======== INFORMATION SHOWN ========

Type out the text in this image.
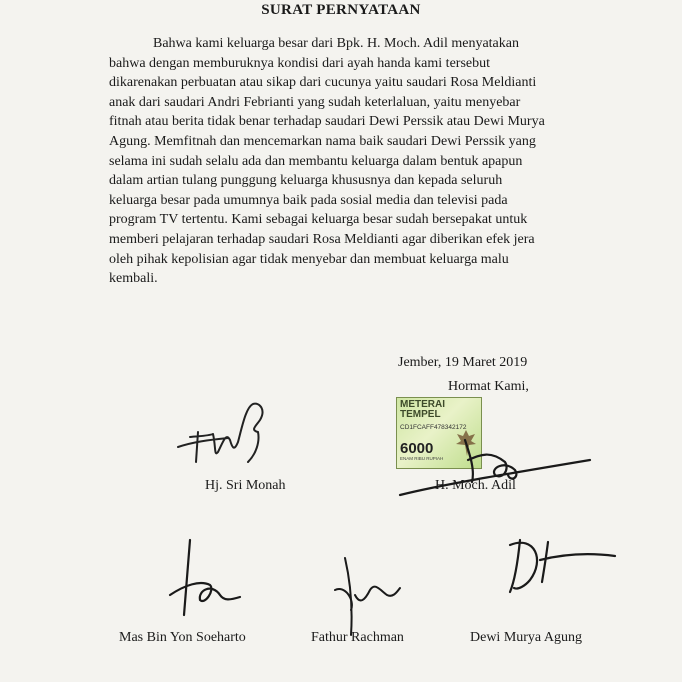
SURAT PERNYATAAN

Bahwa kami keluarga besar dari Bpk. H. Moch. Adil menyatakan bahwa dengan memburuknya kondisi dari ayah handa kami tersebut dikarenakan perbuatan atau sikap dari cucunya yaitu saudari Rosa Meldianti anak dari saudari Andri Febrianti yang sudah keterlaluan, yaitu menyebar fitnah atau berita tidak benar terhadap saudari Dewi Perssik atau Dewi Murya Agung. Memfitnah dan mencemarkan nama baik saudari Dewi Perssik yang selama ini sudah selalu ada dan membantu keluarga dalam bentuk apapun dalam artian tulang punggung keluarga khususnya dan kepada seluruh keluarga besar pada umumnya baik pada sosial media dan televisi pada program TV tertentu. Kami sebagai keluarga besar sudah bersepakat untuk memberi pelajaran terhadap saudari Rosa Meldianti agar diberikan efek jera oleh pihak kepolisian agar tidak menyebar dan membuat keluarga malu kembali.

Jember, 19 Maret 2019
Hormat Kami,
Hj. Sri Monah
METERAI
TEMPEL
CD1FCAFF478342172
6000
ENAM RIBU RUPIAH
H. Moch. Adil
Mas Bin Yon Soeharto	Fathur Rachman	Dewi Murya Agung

========
======== INFORMATION SHOWN ========

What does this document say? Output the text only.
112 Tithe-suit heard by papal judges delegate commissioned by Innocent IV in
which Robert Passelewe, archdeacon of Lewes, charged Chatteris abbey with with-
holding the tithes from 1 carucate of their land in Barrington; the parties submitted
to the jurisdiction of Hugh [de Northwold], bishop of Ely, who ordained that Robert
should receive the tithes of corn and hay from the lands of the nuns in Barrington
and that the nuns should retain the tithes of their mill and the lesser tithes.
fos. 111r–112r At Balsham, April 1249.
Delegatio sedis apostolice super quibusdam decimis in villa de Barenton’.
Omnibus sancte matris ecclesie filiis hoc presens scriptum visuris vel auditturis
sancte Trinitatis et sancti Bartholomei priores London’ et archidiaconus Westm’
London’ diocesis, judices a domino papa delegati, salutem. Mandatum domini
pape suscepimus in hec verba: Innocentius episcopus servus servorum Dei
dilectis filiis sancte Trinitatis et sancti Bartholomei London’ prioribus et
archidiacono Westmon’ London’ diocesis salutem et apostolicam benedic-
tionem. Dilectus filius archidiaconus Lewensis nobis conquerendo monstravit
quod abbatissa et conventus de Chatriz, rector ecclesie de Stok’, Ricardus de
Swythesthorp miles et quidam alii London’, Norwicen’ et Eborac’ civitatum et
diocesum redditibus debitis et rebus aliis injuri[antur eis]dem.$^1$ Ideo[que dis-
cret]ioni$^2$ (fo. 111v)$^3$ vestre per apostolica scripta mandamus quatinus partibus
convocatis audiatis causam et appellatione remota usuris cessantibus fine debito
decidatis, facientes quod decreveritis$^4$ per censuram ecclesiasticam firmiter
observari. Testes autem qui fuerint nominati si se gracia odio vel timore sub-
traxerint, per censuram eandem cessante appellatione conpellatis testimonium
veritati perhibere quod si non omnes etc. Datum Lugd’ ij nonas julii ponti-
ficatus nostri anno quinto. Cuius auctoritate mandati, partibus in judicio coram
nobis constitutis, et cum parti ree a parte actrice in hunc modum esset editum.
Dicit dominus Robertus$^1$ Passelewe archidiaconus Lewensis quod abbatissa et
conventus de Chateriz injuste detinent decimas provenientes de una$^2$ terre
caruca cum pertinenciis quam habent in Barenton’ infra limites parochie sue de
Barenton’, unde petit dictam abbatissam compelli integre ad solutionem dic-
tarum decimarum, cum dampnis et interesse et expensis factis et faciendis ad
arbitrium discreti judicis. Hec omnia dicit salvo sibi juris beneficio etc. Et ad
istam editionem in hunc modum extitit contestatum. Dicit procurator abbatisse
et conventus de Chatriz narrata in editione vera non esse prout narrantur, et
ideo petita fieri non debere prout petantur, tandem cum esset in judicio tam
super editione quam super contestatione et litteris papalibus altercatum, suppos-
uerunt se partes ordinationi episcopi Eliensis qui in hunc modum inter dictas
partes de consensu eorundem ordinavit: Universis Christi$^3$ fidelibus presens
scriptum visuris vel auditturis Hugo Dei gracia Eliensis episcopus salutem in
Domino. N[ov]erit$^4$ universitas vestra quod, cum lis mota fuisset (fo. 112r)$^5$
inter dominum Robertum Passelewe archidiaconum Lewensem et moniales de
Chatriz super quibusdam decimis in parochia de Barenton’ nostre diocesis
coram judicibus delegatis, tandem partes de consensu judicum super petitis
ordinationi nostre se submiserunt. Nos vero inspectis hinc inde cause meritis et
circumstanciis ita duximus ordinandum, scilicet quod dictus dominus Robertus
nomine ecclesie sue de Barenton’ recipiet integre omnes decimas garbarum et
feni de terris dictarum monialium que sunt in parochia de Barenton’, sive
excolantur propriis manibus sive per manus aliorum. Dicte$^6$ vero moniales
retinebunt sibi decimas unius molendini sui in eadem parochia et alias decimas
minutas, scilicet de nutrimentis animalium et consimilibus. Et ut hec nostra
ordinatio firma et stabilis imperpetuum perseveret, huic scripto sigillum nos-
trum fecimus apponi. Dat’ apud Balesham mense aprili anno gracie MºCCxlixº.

========

#### REQUEST
Find the word "consensu" in the entries, and copy every line it shows up in.

#### COMPLETED TASK
partes de consensu eorundem ordinavit: Universis Christi$^3$ fidelibus presens
coram judicibus delegatis, tandem partes de consensu judicum super petitis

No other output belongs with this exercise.